• [Set task]
Answer with the number of lines in the listing below that contain the word "during", and nothing else.

******

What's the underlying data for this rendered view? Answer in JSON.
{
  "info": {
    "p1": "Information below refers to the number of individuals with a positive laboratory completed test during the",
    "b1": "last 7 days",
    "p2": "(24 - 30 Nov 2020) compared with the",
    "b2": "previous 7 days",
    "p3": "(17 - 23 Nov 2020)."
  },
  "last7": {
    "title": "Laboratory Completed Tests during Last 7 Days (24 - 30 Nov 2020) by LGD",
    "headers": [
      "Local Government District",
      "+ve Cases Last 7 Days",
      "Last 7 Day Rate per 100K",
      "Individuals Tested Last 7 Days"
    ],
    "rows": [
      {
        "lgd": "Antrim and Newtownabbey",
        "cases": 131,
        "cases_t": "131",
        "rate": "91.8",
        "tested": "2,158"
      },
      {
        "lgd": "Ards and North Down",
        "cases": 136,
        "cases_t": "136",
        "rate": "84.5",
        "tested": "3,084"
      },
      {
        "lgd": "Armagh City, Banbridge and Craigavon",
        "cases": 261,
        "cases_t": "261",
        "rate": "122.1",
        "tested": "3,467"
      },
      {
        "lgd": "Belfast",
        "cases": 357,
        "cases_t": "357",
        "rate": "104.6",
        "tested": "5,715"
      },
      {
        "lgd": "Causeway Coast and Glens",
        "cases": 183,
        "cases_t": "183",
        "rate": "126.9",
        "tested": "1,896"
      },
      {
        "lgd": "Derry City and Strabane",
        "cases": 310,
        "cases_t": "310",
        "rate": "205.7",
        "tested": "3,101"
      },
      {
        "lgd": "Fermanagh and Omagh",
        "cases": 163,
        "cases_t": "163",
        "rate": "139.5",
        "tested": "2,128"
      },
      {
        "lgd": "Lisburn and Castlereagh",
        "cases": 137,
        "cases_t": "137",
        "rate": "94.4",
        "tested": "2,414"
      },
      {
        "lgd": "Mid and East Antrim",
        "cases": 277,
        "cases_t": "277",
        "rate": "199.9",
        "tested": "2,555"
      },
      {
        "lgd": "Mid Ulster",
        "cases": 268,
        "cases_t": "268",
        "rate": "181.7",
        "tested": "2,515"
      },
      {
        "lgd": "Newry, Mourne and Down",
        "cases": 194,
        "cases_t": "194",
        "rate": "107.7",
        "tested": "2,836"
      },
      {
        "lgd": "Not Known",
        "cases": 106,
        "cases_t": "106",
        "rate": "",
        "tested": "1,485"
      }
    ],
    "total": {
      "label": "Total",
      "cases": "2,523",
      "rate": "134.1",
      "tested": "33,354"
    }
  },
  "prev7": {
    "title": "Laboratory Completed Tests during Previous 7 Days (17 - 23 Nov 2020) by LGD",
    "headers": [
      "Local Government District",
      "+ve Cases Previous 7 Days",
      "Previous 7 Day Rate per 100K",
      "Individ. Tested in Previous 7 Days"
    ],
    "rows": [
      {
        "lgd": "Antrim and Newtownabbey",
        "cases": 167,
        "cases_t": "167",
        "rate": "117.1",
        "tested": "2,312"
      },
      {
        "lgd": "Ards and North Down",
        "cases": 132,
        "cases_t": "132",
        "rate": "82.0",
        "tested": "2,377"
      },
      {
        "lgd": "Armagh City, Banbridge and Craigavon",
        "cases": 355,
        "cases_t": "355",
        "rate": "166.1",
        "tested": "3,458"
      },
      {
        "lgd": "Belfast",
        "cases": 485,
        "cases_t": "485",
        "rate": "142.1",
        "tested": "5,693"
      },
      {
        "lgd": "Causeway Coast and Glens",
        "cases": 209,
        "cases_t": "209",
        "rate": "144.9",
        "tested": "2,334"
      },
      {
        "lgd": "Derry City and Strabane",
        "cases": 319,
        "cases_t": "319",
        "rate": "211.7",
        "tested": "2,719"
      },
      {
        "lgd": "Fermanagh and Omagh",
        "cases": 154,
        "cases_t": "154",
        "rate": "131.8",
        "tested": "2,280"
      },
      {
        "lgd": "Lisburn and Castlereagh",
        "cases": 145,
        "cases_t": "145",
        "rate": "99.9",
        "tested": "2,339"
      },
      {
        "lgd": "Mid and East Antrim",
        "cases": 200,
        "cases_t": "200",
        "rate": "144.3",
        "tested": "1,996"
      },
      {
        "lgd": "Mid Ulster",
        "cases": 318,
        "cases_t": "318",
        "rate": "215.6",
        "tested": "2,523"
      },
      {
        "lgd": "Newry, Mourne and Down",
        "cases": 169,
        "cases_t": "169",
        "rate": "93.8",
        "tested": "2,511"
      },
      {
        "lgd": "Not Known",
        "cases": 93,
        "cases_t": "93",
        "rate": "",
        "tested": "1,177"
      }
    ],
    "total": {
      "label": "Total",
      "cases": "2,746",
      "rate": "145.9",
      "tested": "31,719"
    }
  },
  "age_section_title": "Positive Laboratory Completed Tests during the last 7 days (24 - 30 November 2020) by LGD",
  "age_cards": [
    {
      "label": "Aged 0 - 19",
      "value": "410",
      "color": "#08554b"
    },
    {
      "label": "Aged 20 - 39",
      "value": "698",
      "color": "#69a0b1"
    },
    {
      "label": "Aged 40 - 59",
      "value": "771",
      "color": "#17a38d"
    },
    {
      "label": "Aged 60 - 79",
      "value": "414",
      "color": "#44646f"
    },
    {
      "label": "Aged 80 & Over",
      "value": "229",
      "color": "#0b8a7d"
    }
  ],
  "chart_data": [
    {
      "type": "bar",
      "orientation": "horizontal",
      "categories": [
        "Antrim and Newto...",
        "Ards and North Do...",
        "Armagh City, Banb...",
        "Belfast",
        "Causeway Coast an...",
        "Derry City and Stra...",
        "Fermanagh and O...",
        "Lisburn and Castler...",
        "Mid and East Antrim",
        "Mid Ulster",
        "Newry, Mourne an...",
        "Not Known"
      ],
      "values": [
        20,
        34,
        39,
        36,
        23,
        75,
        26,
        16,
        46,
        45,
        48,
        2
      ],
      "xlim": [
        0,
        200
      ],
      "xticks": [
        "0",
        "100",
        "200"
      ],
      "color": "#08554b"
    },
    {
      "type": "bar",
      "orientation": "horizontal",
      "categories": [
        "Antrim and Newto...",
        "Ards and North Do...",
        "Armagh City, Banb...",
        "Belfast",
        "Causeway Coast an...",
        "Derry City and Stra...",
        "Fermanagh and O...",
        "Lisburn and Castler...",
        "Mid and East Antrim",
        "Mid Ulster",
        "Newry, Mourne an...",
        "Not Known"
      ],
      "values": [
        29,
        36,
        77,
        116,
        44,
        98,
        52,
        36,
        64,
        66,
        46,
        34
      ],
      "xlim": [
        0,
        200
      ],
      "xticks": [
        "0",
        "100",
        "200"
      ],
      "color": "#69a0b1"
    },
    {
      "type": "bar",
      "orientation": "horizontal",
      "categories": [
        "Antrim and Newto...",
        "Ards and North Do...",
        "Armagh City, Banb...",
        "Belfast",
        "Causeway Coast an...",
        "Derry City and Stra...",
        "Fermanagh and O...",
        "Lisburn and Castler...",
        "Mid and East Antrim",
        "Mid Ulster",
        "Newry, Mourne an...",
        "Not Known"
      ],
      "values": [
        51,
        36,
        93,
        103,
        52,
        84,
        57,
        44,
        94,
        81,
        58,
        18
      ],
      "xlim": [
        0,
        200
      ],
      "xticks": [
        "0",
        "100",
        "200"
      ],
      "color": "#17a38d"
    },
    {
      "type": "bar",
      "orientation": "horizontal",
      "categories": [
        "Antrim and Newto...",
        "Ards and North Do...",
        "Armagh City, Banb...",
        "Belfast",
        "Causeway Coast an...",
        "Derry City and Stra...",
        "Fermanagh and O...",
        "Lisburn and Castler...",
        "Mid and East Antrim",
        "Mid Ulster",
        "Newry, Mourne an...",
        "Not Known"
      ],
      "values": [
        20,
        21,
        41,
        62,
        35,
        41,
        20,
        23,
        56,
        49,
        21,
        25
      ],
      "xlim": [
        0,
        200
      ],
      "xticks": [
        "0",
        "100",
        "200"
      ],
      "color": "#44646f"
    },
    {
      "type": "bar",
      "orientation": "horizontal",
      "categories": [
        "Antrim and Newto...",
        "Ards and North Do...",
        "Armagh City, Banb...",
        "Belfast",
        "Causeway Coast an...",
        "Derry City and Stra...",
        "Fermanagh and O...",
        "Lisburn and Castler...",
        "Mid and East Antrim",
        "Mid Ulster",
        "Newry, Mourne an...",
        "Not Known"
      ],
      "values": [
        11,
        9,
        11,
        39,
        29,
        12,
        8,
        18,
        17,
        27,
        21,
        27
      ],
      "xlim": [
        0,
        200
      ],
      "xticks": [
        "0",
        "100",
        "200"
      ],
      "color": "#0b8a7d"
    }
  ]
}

******

• [Written response]
4